GOAL OF THE EXERCISE :: In the data below, locate each line with the word "this" and list it.

★ ★ ★ ★

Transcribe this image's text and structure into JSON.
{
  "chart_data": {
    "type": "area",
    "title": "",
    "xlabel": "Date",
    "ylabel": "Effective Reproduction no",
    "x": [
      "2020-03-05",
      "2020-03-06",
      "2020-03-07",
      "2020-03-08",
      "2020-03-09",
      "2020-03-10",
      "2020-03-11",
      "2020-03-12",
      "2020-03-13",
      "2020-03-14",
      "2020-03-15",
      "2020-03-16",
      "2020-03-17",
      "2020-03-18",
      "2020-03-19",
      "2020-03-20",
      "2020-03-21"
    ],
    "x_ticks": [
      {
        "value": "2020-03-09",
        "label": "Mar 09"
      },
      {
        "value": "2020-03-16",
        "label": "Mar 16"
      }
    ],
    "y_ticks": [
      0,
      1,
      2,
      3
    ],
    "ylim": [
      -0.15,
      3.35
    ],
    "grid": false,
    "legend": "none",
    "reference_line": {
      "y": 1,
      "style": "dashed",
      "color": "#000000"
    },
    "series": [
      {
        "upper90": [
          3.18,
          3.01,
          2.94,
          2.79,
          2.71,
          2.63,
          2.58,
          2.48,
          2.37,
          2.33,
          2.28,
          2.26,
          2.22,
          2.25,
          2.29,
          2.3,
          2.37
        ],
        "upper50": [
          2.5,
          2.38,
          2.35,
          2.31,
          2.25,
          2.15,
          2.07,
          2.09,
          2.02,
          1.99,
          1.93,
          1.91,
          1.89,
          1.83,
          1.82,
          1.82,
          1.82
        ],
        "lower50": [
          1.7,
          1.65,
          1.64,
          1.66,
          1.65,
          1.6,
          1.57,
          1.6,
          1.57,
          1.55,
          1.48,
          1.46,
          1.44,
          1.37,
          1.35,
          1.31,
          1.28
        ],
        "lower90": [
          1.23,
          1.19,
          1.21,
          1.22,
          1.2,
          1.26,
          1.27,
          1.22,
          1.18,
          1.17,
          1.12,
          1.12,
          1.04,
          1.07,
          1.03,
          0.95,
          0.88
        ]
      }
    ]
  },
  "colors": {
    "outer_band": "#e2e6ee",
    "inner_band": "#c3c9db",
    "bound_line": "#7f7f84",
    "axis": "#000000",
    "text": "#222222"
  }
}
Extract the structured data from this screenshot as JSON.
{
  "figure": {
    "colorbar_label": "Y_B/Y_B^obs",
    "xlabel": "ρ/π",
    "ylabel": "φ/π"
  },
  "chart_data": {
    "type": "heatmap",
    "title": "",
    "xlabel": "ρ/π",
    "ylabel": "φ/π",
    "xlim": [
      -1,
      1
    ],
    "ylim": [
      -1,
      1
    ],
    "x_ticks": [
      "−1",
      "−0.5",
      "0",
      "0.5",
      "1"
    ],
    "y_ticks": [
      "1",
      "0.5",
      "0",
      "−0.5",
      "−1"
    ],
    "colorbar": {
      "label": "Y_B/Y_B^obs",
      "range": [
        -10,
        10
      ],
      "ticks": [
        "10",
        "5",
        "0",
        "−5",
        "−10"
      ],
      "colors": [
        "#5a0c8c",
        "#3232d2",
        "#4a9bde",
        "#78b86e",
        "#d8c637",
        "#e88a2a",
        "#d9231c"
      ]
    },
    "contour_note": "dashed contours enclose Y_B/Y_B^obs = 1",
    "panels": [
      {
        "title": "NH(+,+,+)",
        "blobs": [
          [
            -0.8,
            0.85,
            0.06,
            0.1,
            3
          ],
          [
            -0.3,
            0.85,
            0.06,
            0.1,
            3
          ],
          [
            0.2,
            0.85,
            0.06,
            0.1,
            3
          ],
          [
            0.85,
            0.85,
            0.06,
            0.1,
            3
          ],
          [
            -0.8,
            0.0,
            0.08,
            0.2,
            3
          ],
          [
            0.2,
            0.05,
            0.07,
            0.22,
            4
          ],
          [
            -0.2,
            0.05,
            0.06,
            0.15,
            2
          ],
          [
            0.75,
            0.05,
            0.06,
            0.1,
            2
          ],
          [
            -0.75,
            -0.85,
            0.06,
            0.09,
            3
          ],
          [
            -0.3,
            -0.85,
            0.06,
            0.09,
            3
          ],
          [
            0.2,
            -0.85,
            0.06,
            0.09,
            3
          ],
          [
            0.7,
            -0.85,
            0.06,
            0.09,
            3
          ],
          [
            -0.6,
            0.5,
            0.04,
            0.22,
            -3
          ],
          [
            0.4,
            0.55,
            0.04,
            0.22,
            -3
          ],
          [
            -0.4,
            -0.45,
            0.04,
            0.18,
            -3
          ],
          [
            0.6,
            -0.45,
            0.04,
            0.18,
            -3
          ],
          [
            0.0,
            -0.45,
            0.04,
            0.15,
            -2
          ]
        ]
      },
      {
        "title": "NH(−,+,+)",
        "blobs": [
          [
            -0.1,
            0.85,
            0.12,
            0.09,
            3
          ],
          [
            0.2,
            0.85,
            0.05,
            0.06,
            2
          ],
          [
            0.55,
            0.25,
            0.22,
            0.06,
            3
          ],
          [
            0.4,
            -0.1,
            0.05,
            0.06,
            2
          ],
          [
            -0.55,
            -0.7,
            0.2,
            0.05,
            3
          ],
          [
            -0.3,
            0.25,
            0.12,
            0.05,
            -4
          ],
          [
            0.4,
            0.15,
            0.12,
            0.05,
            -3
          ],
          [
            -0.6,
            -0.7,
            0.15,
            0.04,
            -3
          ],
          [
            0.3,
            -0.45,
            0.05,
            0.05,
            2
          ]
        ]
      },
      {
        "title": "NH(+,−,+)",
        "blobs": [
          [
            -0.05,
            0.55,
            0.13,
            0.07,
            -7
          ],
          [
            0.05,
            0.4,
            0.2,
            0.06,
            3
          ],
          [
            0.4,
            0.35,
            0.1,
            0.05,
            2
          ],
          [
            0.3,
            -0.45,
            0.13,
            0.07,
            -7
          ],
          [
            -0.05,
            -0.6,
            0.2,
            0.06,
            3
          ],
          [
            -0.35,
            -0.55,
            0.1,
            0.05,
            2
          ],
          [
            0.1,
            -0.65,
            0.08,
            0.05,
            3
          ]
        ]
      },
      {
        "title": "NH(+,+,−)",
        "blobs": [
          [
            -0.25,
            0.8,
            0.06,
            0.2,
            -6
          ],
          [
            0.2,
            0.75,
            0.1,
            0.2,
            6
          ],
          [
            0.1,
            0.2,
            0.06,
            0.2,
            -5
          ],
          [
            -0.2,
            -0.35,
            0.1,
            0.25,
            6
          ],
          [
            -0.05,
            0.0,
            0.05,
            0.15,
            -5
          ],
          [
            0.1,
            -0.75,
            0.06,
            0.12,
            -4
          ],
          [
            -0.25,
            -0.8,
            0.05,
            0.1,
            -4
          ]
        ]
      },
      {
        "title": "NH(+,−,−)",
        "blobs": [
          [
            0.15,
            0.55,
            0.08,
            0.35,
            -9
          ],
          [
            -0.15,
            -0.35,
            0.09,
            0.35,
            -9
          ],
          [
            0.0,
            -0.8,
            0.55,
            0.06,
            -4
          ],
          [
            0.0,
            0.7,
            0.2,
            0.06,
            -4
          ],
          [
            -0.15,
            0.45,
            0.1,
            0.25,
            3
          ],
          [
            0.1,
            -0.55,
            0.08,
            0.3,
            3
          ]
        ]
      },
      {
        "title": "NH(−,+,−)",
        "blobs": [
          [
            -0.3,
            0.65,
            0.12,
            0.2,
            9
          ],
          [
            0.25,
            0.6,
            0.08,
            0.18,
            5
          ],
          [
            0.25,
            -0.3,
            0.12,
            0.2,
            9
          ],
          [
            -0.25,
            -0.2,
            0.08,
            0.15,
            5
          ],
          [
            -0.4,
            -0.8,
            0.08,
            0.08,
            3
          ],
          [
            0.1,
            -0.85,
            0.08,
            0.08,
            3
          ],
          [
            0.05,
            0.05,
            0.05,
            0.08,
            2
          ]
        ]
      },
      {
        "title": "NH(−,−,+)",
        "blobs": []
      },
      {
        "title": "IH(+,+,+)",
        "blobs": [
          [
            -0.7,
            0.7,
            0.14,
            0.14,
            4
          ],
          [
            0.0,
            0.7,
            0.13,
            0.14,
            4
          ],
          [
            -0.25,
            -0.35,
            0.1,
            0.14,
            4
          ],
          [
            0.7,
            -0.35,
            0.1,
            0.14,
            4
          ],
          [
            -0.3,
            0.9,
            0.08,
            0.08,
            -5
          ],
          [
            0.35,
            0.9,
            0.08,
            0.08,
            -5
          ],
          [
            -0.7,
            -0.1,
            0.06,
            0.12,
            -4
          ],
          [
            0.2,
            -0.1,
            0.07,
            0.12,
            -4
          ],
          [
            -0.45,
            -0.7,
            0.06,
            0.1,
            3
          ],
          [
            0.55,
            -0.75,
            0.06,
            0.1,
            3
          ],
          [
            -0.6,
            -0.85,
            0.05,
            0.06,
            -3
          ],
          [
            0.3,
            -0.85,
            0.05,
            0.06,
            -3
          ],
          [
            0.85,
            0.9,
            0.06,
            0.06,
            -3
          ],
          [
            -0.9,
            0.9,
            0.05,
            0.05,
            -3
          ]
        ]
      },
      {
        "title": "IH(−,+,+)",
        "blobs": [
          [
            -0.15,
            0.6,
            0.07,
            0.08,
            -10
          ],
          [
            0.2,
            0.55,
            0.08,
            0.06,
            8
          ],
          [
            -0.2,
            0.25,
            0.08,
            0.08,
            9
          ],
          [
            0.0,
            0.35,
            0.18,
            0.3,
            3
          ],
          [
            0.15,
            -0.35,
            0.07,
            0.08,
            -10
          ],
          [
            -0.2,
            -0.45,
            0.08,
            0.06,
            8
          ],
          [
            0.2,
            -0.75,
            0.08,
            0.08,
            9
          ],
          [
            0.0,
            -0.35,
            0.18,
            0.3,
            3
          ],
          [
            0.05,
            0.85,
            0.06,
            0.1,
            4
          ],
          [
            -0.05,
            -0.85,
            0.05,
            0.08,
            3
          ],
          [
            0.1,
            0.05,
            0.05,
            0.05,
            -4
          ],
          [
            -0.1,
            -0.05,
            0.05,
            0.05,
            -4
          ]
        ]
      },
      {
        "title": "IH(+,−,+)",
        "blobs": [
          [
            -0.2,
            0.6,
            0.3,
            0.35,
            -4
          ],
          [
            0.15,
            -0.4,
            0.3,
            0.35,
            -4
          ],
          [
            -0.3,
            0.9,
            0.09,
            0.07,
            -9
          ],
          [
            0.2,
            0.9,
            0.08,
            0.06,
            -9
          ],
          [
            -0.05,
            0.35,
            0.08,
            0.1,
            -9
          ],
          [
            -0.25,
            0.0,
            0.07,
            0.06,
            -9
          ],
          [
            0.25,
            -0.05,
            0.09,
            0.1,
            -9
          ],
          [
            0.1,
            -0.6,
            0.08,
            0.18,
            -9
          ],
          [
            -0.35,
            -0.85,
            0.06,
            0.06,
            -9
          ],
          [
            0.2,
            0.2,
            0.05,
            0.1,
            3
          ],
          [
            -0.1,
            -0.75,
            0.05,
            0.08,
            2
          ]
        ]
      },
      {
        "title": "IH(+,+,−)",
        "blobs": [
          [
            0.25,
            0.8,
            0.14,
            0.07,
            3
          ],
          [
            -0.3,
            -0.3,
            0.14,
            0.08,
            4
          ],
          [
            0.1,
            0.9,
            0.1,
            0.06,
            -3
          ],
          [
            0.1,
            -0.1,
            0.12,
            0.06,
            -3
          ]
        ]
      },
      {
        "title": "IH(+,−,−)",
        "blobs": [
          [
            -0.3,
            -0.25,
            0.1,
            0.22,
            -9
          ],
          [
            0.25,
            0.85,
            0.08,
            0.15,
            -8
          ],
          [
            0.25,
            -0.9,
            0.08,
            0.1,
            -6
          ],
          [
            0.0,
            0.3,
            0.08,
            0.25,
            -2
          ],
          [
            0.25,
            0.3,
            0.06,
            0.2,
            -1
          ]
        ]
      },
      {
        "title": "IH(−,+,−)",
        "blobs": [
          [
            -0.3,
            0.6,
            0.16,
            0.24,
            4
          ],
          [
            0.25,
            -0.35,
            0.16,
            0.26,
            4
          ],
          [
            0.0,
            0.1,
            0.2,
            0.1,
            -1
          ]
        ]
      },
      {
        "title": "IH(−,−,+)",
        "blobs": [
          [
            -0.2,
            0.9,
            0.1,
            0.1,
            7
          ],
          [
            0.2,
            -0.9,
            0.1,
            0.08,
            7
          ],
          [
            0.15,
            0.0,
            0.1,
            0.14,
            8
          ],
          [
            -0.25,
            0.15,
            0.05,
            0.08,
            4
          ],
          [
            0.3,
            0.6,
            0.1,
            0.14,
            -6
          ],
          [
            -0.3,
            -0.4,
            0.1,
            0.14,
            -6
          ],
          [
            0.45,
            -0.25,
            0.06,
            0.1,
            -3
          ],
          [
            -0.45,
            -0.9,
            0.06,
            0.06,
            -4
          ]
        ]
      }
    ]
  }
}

★ ★ ★ ★

TASK OUTPUT ::
Transcribe this image's text and structure into JSON.
Extract the structured data from this screenshot as JSON.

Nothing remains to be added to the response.